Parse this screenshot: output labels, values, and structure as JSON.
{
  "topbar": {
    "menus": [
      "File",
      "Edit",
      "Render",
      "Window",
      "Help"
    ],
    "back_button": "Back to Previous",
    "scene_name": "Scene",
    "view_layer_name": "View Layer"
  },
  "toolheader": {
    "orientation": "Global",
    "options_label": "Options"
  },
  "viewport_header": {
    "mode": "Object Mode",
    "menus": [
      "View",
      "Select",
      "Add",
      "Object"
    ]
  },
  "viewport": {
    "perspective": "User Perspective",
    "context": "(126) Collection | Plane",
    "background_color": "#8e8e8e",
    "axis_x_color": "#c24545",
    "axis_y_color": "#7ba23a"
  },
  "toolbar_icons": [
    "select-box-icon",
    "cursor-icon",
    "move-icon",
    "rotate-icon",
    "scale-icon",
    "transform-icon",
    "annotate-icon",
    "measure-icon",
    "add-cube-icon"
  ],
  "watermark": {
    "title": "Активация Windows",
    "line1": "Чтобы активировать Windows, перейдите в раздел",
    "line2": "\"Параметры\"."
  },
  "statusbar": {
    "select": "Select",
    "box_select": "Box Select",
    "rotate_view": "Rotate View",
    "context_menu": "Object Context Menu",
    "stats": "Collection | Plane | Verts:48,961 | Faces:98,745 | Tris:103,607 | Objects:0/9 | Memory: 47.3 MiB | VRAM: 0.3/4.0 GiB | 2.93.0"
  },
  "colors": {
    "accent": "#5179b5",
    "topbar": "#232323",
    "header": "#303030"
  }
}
----------------------------------------
*EXERCISE*
Restate all of the entries above precisely.

*WRITTEN ANSWER*
Parse this screenshot: output labels, values, and structure as JSON.
{
  "topbar": {
    "menus": [
      "File",
      "Edit",
      "Render",
      "Window",
      "Help"
    ],
    "back_button": "Back to Previous",
    "scene_name": "Scene",
    "view_layer_name": "View Layer"
  },
  "toolheader": {
    "orientation": "Global",
    "options_label": "Options"
  },
  "viewport_header": {
    "mode": "Object Mode",
    "menus": [
      "View",
      "Select",
      "Add",
      "Object"
    ]
  },
  "viewport": {
    "perspective": "User Perspective",
    "context": "(126) Collection | Plane",
    "background_color": "#8e8e8e",
    "axis_x_color": "#c24545",
    "axis_y_color": "#7ba23a"
  },
  "toolbar_icons": [
    "select-box-icon",
    "cursor-icon",
    "move-icon",
    "rotate-icon",
    "scale-icon",
    "transform-icon",
    "annotate-icon",
    "measure-icon",
    "add-cube-icon"
  ],
  "watermark": {
    "title": "Активация Windows",
    "line1": "Чтобы активировать Windows, перейдите в раздел",
    "line2": "\"Параметры\"."
  },
  "statusbar": {
    "select": "Select",
    "box_select": "Box Select",
    "rotate_view": "Rotate View",
    "context_menu": "Object Context Menu",
    "stats": "Collection | Plane | Verts:48,961 | Faces:98,745 | Tris:103,607 | Objects:0/9 | Memory: 47.3 MiB | VRAM: 0.3/4.0 GiB | 2.93.0"
  },
  "colors": {
    "accent": "#5179b5",
    "topbar": "#232323",
    "header": "#303030"
  }
}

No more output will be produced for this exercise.